[SHORT EXERCISE] Copy each line below that includes "brake".

[Recorded data]
◇ ◇ ◇ ◇ ◇

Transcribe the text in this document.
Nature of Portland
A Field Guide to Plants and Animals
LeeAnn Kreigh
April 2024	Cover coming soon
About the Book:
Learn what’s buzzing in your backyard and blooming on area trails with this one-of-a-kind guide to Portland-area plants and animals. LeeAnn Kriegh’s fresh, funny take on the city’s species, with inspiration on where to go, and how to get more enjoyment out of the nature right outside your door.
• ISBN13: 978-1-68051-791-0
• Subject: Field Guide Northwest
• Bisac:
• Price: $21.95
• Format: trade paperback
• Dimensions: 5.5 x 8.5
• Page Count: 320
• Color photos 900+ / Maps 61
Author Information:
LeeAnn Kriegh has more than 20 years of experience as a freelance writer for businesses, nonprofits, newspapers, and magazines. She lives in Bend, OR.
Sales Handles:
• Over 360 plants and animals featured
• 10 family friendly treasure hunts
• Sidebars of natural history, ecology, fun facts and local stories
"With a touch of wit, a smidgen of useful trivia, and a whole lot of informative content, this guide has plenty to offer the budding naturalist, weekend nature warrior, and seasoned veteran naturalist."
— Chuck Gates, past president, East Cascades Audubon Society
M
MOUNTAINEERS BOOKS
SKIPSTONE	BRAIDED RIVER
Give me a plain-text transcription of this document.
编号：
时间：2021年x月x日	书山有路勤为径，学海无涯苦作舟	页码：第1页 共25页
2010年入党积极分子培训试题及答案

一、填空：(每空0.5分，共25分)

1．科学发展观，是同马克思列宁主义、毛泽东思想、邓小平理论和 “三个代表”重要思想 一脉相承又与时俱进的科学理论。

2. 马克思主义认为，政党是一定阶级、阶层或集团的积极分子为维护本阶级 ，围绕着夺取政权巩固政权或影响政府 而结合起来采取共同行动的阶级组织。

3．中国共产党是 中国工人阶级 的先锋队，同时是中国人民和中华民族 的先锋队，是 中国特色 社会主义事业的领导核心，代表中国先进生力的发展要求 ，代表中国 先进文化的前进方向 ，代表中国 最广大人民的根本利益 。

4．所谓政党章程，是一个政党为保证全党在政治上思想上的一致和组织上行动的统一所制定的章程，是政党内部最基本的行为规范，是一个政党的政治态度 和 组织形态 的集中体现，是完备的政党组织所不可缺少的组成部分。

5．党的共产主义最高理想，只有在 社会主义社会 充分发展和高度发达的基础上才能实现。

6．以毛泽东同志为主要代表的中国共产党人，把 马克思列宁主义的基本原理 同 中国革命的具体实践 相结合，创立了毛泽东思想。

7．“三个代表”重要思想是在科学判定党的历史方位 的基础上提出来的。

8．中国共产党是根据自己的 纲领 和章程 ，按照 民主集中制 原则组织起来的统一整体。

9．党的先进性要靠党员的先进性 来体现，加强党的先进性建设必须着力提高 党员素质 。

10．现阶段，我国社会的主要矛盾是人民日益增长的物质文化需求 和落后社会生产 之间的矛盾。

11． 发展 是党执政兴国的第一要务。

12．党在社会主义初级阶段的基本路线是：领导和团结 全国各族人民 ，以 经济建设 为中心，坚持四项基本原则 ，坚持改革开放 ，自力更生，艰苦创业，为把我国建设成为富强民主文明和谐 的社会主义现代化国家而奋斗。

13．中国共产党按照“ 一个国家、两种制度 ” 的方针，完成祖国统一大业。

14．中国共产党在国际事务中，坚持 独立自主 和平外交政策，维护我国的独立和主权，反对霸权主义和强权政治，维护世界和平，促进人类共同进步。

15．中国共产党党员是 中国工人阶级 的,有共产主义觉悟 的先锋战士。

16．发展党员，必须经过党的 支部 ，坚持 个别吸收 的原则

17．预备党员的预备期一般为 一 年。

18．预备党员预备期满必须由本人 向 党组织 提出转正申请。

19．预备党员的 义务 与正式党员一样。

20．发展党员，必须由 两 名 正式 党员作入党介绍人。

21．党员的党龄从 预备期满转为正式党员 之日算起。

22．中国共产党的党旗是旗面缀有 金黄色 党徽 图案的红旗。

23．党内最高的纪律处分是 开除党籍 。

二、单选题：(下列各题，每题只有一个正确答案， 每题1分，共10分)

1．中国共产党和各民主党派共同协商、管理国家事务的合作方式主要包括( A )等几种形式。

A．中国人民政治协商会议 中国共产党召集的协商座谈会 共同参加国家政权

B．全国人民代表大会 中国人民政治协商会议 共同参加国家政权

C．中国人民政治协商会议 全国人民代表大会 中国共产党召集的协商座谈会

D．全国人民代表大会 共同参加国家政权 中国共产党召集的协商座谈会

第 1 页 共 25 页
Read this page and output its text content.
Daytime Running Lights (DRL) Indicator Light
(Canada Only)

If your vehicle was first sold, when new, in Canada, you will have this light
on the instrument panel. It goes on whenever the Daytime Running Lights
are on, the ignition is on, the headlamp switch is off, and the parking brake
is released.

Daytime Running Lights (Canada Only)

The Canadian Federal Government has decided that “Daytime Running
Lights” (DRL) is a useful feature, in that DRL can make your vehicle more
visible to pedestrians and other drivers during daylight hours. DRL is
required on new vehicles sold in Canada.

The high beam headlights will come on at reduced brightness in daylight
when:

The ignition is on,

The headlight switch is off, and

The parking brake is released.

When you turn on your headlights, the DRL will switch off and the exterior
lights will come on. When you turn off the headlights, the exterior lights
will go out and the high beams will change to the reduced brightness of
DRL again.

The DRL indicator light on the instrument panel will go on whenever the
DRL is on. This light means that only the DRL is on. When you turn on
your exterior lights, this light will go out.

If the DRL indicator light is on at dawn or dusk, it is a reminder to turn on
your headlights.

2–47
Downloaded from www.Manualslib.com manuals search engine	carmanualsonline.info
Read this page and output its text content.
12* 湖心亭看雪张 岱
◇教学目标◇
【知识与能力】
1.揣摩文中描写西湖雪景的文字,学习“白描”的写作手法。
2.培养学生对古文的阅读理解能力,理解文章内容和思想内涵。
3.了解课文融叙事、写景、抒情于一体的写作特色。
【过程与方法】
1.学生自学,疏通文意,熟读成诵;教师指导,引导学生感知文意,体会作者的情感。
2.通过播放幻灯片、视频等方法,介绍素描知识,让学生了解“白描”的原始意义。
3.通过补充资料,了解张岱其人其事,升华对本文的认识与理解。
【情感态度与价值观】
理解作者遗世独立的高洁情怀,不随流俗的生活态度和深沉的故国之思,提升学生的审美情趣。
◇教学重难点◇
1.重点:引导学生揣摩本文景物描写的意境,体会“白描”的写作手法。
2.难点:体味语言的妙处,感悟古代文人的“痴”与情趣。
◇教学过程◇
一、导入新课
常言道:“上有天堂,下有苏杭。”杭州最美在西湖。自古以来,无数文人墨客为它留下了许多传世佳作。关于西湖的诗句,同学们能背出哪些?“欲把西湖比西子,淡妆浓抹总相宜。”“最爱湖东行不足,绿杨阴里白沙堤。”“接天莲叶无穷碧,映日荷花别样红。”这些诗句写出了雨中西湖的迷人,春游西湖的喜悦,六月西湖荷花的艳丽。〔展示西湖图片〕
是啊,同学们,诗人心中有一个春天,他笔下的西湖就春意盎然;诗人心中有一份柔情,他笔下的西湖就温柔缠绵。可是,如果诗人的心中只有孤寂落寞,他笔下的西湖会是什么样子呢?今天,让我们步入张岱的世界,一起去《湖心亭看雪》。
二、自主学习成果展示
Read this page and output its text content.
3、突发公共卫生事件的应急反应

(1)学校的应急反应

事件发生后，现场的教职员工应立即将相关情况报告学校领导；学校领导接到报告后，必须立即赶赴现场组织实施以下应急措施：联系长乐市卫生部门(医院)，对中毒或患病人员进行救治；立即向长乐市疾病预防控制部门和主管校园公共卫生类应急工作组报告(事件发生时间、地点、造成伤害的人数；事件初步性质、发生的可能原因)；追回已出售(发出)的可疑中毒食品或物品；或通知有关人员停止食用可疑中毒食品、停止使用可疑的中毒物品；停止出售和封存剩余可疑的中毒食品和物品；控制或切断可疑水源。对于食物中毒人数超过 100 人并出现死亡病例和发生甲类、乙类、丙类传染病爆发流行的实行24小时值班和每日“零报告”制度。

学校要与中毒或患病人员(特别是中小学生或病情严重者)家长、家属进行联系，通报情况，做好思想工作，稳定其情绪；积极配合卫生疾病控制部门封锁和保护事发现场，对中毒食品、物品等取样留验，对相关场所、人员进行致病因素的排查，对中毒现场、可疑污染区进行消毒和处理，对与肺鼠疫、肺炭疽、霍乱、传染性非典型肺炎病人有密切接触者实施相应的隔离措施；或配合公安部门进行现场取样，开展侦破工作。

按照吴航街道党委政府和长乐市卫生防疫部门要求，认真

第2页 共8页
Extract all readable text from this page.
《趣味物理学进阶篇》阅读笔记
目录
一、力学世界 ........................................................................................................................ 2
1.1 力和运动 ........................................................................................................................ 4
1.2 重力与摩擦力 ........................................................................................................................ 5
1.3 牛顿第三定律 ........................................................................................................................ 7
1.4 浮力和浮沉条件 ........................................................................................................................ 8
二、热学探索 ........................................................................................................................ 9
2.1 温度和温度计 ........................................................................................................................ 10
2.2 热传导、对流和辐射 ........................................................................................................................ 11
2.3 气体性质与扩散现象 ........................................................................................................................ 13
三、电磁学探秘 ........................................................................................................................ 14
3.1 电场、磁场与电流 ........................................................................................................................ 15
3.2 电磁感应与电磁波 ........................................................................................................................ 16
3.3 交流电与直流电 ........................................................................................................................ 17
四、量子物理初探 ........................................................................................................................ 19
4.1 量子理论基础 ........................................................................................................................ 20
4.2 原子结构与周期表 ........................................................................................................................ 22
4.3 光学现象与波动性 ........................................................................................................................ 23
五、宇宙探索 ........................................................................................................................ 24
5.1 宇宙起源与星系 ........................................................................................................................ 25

◇ ◇ ◇ ◇ ◇

[SOLUTION TO THIS TASK]
are on, the ignition is on, the headlamp switch is off, and the parking brake
The parking brake is released.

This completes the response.